SOURCE MATERIAL ▸
━━━━━━━━

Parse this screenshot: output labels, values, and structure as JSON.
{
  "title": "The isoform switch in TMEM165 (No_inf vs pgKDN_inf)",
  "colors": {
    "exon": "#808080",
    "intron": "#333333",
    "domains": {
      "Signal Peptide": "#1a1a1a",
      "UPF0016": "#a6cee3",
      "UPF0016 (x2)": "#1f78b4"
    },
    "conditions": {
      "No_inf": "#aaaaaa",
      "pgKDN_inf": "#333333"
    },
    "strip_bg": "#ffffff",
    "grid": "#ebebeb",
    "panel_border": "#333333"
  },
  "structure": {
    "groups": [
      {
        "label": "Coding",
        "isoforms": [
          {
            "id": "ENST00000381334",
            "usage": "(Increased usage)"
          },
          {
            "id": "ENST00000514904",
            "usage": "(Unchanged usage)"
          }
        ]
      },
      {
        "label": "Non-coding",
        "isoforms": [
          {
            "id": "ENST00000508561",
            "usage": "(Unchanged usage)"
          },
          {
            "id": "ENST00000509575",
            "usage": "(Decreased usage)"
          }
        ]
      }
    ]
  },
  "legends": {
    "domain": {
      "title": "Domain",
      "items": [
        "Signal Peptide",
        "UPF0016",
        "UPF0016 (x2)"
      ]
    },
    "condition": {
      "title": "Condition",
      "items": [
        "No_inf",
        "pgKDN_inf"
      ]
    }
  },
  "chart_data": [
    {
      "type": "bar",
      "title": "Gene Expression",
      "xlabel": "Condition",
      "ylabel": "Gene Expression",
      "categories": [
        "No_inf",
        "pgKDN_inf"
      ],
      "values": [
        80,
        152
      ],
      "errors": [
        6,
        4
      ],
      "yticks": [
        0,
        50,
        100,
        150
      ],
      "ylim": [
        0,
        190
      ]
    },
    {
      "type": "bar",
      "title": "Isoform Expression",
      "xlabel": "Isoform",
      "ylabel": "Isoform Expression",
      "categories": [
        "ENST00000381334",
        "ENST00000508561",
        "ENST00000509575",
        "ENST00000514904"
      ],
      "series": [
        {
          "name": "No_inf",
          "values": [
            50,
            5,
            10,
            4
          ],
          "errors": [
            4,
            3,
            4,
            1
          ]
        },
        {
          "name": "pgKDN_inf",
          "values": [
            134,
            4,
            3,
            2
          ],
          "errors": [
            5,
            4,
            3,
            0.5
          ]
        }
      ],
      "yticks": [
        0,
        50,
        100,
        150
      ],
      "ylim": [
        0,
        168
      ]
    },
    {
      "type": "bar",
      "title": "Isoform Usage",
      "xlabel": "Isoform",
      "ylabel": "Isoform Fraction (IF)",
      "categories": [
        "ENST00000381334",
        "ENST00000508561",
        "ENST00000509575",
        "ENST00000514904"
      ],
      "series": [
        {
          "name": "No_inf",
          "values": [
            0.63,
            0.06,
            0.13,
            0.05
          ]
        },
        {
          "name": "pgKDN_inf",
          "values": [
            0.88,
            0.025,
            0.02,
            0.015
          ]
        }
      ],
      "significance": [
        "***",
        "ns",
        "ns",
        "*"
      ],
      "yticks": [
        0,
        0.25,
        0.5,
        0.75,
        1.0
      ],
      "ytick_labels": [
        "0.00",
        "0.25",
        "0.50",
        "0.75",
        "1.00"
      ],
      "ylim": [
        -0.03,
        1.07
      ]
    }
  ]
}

━━━━━━━━

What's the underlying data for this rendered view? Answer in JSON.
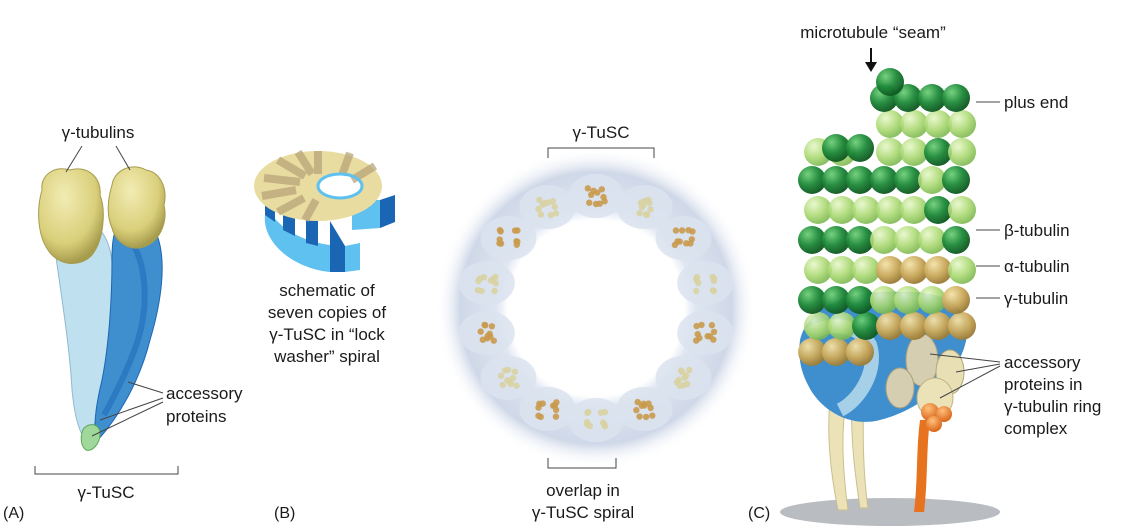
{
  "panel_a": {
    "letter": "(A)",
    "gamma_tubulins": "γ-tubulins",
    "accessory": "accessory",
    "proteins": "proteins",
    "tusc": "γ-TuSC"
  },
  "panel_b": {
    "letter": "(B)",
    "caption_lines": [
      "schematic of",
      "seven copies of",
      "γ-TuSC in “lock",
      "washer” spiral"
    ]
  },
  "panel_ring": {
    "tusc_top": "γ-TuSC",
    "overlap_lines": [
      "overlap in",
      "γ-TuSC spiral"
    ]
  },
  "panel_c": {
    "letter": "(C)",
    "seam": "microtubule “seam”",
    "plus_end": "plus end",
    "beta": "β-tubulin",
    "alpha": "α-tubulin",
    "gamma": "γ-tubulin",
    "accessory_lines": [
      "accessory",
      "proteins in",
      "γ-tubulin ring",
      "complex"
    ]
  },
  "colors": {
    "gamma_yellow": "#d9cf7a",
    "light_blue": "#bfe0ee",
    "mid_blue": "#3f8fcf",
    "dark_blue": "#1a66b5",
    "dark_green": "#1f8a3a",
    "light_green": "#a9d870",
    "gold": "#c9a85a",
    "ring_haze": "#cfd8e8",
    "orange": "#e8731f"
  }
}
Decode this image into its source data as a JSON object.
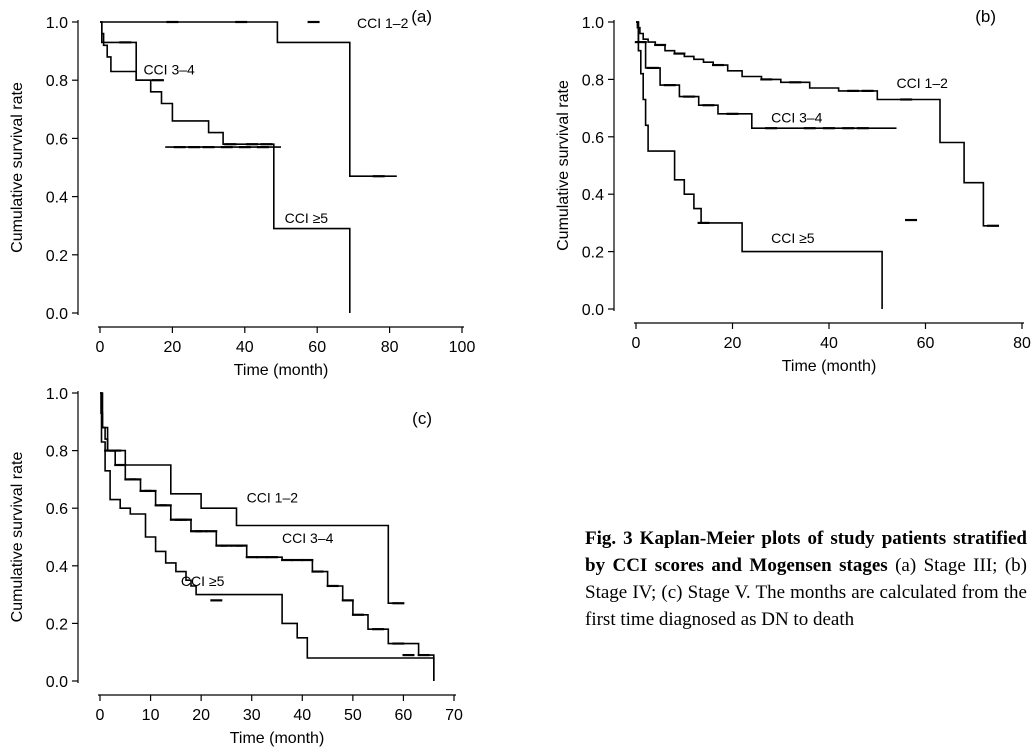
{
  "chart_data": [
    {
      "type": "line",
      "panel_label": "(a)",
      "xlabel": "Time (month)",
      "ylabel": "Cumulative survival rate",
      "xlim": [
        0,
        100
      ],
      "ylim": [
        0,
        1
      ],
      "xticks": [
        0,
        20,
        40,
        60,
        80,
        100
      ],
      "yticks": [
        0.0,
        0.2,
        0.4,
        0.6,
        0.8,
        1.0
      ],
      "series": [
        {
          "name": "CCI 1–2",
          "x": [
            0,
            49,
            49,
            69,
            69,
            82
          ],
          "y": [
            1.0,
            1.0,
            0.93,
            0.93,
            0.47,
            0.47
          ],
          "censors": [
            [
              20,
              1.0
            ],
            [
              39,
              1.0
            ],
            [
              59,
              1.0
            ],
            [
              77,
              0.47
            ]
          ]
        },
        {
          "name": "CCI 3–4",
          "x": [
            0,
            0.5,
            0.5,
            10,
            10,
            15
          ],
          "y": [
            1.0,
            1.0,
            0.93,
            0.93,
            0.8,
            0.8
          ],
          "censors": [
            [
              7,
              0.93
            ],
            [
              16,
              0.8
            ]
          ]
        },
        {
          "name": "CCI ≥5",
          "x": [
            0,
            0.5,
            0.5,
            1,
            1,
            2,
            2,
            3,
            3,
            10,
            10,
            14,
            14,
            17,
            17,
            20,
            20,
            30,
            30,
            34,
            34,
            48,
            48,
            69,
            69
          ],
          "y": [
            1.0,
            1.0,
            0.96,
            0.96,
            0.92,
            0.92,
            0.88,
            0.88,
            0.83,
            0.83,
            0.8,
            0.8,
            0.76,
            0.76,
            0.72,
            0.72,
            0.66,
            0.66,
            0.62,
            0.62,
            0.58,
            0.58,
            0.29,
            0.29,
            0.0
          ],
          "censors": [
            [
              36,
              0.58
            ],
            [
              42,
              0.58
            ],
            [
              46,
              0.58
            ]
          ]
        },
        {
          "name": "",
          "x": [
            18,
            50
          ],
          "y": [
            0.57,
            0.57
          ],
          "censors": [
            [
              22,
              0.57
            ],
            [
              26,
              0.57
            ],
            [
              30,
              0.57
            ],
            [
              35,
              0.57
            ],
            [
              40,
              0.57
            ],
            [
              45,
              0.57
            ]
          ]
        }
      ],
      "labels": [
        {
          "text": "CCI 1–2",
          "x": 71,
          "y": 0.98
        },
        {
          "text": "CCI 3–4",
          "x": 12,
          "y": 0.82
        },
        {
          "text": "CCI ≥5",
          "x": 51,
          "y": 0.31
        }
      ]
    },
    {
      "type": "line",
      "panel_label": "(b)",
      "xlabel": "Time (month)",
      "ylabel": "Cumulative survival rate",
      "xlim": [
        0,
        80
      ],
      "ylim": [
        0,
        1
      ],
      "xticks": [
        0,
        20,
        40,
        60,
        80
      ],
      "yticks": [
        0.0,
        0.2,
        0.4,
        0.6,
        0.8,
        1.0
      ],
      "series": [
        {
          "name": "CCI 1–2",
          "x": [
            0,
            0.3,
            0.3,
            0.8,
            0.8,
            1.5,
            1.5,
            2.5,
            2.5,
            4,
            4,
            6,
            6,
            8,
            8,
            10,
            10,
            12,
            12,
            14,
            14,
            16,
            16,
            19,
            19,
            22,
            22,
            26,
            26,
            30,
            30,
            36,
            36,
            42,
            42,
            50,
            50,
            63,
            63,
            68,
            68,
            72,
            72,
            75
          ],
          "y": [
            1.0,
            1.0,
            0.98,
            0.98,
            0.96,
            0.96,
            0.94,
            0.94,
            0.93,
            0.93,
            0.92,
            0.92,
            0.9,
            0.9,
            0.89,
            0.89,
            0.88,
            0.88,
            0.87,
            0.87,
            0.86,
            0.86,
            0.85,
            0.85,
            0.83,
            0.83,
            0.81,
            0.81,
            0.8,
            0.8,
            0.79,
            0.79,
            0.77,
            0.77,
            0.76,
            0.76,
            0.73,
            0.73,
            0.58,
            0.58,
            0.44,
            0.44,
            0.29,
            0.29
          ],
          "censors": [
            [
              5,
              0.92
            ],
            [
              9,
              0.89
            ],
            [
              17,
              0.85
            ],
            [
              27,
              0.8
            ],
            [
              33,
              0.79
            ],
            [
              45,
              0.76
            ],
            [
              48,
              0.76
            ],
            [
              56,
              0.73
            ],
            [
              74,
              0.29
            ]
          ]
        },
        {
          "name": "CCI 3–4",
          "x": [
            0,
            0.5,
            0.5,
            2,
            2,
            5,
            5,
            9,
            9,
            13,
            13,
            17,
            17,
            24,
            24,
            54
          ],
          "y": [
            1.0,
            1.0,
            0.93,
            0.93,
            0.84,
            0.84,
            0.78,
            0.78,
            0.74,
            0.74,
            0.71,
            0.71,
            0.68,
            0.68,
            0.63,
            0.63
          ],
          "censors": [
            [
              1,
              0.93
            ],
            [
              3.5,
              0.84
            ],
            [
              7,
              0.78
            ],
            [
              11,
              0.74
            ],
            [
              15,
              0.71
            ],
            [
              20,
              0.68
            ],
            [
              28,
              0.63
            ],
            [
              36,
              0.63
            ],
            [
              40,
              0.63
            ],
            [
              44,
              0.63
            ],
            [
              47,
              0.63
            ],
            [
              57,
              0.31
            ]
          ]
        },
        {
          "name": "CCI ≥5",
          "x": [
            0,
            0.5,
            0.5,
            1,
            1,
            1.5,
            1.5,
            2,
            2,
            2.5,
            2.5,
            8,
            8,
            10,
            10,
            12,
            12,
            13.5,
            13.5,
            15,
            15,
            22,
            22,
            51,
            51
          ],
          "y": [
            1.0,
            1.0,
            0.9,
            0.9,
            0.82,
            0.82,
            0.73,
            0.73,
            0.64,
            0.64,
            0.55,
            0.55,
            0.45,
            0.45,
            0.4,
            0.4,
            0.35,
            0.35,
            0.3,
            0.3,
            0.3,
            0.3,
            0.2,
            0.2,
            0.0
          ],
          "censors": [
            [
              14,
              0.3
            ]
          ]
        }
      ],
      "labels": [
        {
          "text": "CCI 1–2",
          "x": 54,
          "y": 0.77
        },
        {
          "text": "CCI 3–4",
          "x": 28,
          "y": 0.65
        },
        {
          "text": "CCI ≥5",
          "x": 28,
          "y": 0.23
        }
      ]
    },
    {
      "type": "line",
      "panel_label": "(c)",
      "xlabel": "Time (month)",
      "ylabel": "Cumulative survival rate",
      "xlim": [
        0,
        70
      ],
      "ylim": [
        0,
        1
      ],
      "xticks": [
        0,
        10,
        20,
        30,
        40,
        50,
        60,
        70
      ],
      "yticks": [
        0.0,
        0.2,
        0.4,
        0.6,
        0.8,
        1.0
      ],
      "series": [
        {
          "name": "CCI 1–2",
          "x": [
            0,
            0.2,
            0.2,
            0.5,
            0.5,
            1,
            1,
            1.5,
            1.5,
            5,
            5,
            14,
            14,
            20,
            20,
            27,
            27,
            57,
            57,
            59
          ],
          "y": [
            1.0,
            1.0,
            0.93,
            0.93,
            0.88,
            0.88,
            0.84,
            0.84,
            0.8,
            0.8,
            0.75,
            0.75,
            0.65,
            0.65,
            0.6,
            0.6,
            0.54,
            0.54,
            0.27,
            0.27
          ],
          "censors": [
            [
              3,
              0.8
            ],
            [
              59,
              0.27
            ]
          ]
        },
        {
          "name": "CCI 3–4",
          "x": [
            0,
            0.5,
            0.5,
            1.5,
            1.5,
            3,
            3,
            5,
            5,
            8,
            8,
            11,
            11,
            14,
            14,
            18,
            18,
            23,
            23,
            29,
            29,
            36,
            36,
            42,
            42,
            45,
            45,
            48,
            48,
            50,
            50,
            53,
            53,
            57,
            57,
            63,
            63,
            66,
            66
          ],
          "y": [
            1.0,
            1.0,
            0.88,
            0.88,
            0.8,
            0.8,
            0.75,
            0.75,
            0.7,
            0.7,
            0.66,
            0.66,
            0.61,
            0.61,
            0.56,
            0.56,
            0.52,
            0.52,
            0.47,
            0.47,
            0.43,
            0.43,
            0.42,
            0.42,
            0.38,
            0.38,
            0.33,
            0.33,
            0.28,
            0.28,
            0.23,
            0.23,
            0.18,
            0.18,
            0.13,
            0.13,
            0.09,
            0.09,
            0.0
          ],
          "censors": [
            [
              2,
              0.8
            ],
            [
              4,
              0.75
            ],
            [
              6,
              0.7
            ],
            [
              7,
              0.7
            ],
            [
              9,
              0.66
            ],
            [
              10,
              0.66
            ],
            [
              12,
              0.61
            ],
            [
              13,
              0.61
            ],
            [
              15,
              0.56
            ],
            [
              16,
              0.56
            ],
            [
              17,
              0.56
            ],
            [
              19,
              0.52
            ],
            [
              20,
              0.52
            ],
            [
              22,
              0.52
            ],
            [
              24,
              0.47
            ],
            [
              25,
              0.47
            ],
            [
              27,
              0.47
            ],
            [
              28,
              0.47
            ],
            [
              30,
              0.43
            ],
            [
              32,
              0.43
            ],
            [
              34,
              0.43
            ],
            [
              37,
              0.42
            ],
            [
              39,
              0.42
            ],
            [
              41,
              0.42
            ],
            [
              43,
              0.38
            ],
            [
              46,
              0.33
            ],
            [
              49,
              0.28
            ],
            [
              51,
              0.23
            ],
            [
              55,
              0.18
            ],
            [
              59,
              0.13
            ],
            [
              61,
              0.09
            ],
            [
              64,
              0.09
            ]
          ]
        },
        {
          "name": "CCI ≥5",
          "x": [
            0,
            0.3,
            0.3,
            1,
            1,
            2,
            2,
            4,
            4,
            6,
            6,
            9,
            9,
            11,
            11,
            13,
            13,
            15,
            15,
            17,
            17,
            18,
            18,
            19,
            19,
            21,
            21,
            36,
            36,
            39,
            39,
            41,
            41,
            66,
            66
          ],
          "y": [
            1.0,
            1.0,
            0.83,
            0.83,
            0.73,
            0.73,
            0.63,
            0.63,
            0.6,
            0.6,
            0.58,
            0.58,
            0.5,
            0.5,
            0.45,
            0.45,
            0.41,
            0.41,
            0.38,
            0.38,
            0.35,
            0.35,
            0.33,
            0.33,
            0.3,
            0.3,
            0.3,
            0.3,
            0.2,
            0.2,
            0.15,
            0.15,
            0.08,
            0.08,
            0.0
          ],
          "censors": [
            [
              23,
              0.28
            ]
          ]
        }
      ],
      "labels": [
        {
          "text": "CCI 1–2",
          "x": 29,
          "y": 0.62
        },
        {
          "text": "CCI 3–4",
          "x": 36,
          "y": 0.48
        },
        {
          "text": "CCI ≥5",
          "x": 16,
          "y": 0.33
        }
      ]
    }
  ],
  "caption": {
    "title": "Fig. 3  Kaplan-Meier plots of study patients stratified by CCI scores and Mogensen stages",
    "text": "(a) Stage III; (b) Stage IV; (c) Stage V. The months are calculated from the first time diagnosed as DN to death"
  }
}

━━━━━━━━

ASSIGNED TASK ▸ I need each line of the entries that holds the string "Gene" located and copied.

RESPONSE BOX ▸
      "title": "Gene Expression",
      "ylabel": "Gene Expression",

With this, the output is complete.